◆ THE PROBLEM
Restate the records that follow word for word; no pictures should appear.

[Dataset rows]
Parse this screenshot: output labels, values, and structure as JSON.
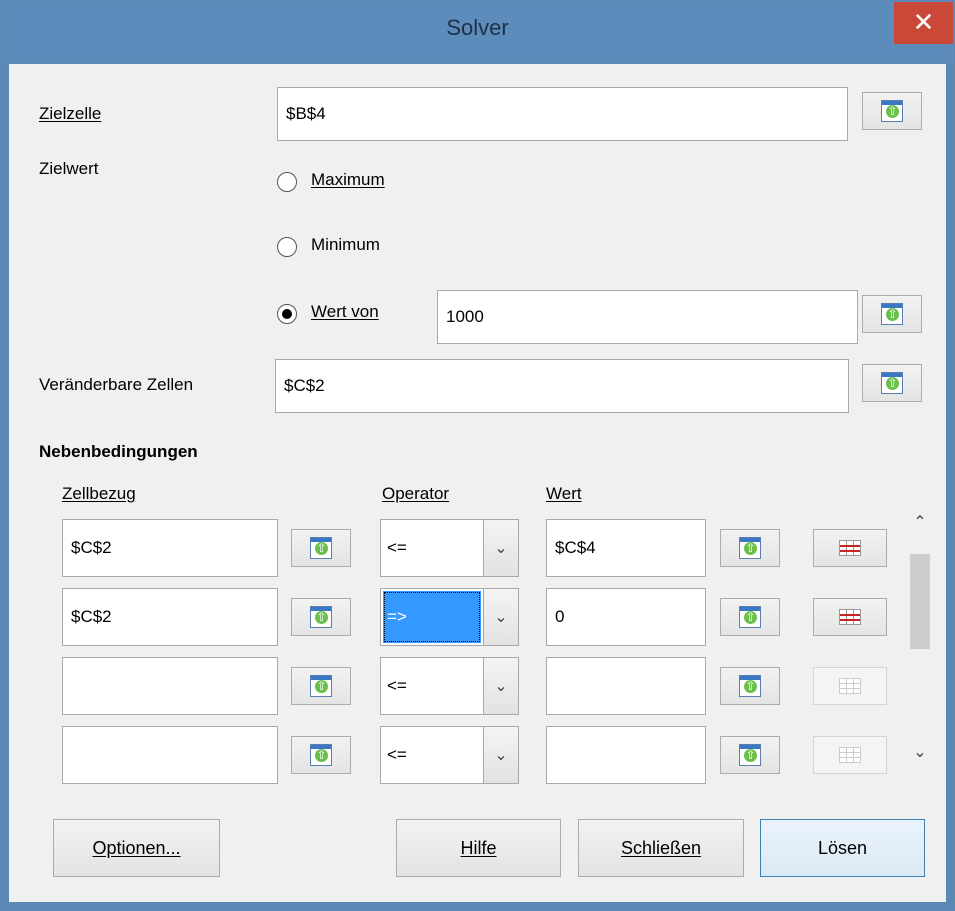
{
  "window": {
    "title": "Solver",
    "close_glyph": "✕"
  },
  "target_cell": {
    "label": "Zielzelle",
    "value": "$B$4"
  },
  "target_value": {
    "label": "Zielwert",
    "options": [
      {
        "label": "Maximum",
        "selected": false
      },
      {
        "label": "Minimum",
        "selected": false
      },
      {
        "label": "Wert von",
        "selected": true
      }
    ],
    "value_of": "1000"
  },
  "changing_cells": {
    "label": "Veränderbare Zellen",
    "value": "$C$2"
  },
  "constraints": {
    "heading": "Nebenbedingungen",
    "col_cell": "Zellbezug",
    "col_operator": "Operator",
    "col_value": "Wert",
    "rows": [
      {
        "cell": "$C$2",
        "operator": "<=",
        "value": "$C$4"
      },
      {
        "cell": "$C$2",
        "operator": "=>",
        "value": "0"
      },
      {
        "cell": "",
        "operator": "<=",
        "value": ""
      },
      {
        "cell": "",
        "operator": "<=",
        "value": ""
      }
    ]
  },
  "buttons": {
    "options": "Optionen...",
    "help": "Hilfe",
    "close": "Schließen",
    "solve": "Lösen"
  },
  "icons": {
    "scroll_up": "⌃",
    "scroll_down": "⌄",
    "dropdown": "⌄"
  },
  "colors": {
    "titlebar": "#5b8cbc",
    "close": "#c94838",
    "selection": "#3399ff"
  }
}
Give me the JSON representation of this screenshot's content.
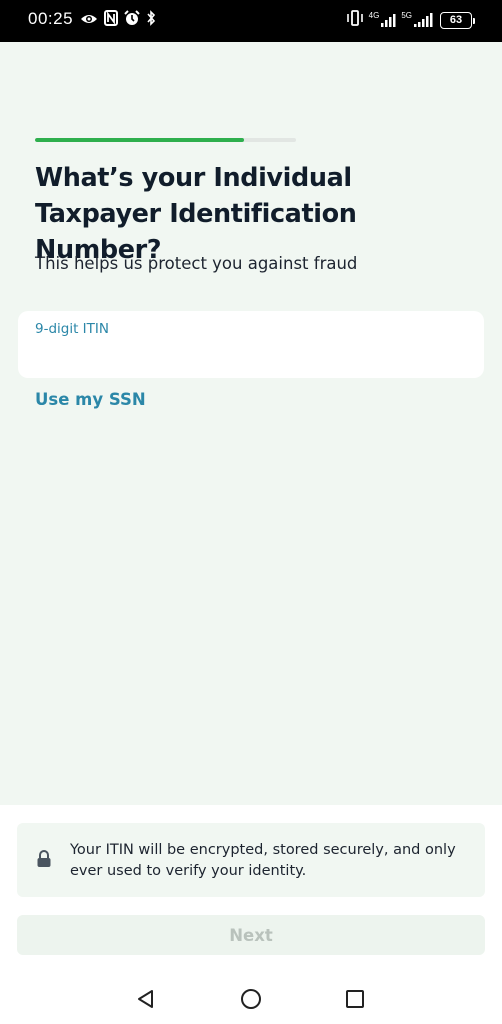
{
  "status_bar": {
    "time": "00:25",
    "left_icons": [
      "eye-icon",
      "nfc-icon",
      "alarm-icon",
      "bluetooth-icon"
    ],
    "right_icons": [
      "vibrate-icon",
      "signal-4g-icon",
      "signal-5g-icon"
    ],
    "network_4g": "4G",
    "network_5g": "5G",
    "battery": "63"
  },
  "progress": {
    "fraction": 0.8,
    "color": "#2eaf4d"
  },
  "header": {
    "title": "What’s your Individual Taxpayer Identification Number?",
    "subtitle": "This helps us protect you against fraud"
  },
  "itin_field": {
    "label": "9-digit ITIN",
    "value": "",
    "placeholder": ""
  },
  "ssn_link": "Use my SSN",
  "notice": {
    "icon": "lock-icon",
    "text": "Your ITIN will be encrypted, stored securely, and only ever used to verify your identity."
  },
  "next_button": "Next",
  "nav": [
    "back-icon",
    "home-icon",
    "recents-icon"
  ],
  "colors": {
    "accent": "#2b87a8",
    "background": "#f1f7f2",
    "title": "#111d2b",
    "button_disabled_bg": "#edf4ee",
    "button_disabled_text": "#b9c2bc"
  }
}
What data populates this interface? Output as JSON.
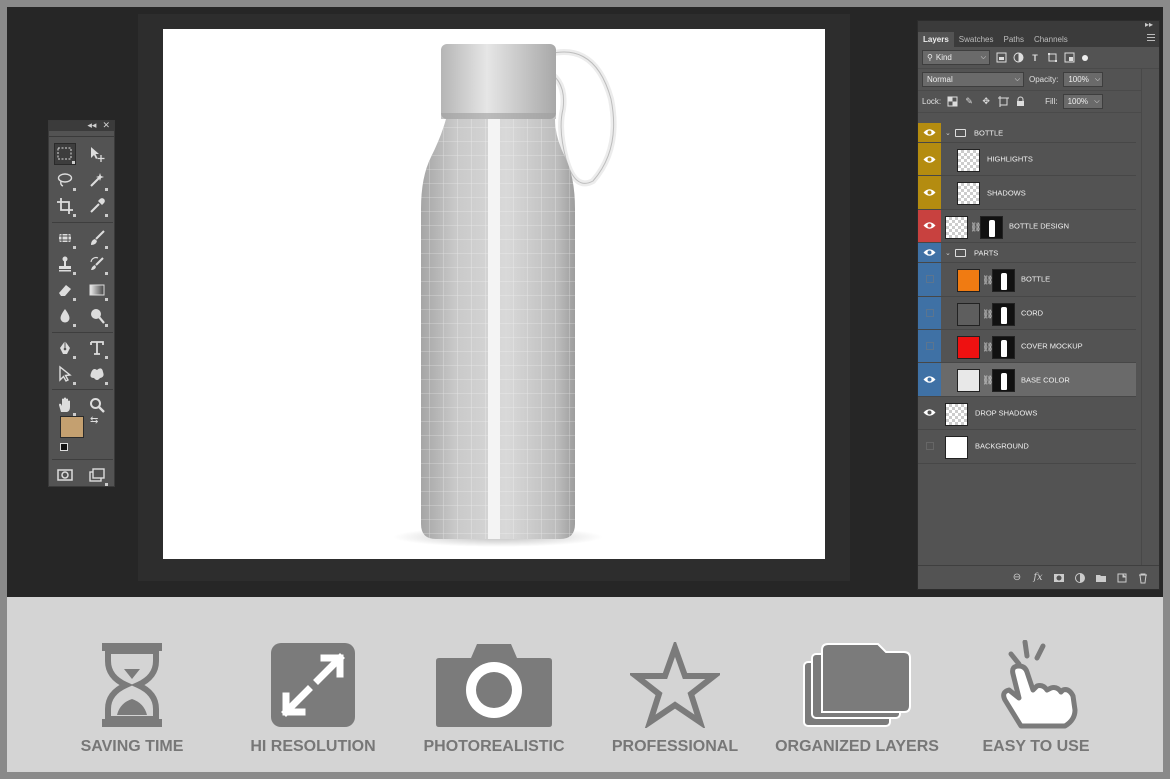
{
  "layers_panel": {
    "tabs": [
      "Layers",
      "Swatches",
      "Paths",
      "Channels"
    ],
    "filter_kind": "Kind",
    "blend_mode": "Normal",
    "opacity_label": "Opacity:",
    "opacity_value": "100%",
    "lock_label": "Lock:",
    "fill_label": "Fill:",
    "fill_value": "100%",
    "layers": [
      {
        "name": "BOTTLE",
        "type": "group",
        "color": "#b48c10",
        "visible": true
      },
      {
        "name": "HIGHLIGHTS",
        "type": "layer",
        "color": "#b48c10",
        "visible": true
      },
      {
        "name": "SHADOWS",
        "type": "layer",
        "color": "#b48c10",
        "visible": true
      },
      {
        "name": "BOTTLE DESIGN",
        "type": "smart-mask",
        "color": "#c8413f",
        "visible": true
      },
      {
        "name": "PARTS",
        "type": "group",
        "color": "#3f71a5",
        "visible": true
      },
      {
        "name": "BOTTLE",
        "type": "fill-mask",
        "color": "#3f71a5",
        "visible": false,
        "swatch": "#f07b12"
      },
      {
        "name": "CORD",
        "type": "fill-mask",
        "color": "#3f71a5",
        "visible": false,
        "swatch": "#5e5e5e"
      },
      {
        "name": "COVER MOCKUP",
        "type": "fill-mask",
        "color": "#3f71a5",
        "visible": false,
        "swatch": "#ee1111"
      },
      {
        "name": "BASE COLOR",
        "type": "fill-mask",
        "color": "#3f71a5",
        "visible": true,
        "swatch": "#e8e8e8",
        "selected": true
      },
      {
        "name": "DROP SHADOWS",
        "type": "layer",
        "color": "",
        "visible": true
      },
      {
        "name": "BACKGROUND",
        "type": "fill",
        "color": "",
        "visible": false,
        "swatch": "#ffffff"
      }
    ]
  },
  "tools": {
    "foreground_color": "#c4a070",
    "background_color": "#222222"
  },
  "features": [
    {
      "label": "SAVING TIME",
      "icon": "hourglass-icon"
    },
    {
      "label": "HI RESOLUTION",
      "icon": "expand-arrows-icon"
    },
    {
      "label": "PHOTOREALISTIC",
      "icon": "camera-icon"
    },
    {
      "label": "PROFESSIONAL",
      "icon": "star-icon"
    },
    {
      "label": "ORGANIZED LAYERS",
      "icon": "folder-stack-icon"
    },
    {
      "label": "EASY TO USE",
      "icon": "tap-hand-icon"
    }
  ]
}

◆ OUTPUT OF THE EXERCISE
Parse this screenshot: output labels, values, and structure as JSON.
{
  "window": {
    "title": "Solver",
    "close_glyph": "✕"
  },
  "target_cell": {
    "label": "Zielzelle",
    "value": "$B$4"
  },
  "target_value": {
    "label": "Zielwert",
    "options": [
      {
        "label": "Maximum",
        "selected": false
      },
      {
        "label": "Minimum",
        "selected": false
      },
      {
        "label": "Wert von",
        "selected": true
      }
    ],
    "value_of": "1000"
  },
  "changing_cells": {
    "label": "Veränderbare Zellen",
    "value": "$C$2"
  },
  "constraints": {
    "heading": "Nebenbedingungen",
    "col_cell": "Zellbezug",
    "col_operator": "Operator",
    "col_value": "Wert",
    "rows": [
      {
        "cell": "$C$2",
        "operator": "<=",
        "value": "$C$4"
      },
      {
        "cell": "$C$2",
        "operator": "=>",
        "value": "0"
      },
      {
        "cell": "",
        "operator": "<=",
        "value": ""
      },
      {
        "cell": "",
        "operator": "<=",
        "value": ""
      }
    ]
  },
  "buttons": {
    "options": "Optionen...",
    "help": "Hilfe",
    "close": "Schließen",
    "solve": "Lösen"
  },
  "icons": {
    "scroll_up": "⌃",
    "scroll_down": "⌄",
    "dropdown": "⌄"
  },
  "colors": {
    "titlebar": "#5b8cbc",
    "close": "#c94838",
    "selection": "#3399ff"
  }
}
Give me the JSON representation of this screenshot's content.
{
  "status_bar": {
    "time": "00:25",
    "left_icons": [
      "eye-icon",
      "nfc-icon",
      "alarm-icon",
      "bluetooth-icon"
    ],
    "right_icons": [
      "vibrate-icon",
      "signal-4g-icon",
      "signal-5g-icon"
    ],
    "network_4g": "4G",
    "network_5g": "5G",
    "battery": "63"
  },
  "progress": {
    "fraction": 0.8,
    "color": "#2eaf4d"
  },
  "header": {
    "title": "What’s your Individual Taxpayer Identification Number?",
    "subtitle": "This helps us protect you against fraud"
  },
  "itin_field": {
    "label": "9-digit ITIN",
    "value": "",
    "placeholder": ""
  },
  "ssn_link": "Use my SSN",
  "notice": {
    "icon": "lock-icon",
    "text": "Your ITIN will be encrypted, stored securely, and only ever used to verify your identity."
  },
  "next_button": "Next",
  "nav": [
    "back-icon",
    "home-icon",
    "recents-icon"
  ],
  "colors": {
    "accent": "#2b87a8",
    "background": "#f1f7f2",
    "title": "#111d2b",
    "button_disabled_bg": "#edf4ee",
    "button_disabled_text": "#b9c2bc"
  }
}
What data populates this interface? Output as JSON.
{
  "layers_panel": {
    "tabs": [
      "Layers",
      "Swatches",
      "Paths",
      "Channels"
    ],
    "filter_kind": "Kind",
    "blend_mode": "Normal",
    "opacity_label": "Opacity:",
    "opacity_value": "100%",
    "lock_label": "Lock:",
    "fill_label": "Fill:",
    "fill_value": "100%",
    "layers": [
      {
        "name": "BOTTLE",
        "type": "group",
        "color": "#b48c10",
        "visible": true
      },
      {
        "name": "HIGHLIGHTS",
        "type": "layer",
        "color": "#b48c10",
        "visible": true
      },
      {
        "name": "SHADOWS",
        "type": "layer",
        "color": "#b48c10",
        "visible": true
      },
      {
        "name": "BOTTLE DESIGN",
        "type": "smart-mask",
        "color": "#c8413f",
        "visible": true
      },
      {
        "name": "PARTS",
        "type": "group",
        "color": "#3f71a5",
        "visible": true
      },
      {
        "name": "BOTTLE",
        "type": "fill-mask",
        "color": "#3f71a5",
        "visible": false,
        "swatch": "#f07b12"
      },
      {
        "name": "CORD",
        "type": "fill-mask",
        "color": "#3f71a5",
        "visible": false,
        "swatch": "#5e5e5e"
      },
      {
        "name": "COVER MOCKUP",
        "type": "fill-mask",
        "color": "#3f71a5",
        "visible": false,
        "swatch": "#ee1111"
      },
      {
        "name": "BASE COLOR",
        "type": "fill-mask",
        "color": "#3f71a5",
        "visible": true,
        "swatch": "#e8e8e8",
        "selected": true
      },
      {
        "name": "DROP SHADOWS",
        "type": "layer",
        "color": "",
        "visible": true
      },
      {
        "name": "BACKGROUND",
        "type": "fill",
        "color": "",
        "visible": false,
        "swatch": "#ffffff"
      }
    ]
  },
  "tools": {
    "foreground_color": "#c4a070",
    "background_color": "#222222"
  },
  "features": [
    {
      "label": "SAVING TIME",
      "icon": "hourglass-icon"
    },
    {
      "label": "HI RESOLUTION",
      "icon": "expand-arrows-icon"
    },
    {
      "label": "PHOTOREALISTIC",
      "icon": "camera-icon"
    },
    {
      "label": "PROFESSIONAL",
      "icon": "star-icon"
    },
    {
      "label": "ORGANIZED LAYERS",
      "icon": "folder-stack-icon"
    },
    {
      "label": "EASY TO USE",
      "icon": "tap-hand-icon"
    }
  ]
}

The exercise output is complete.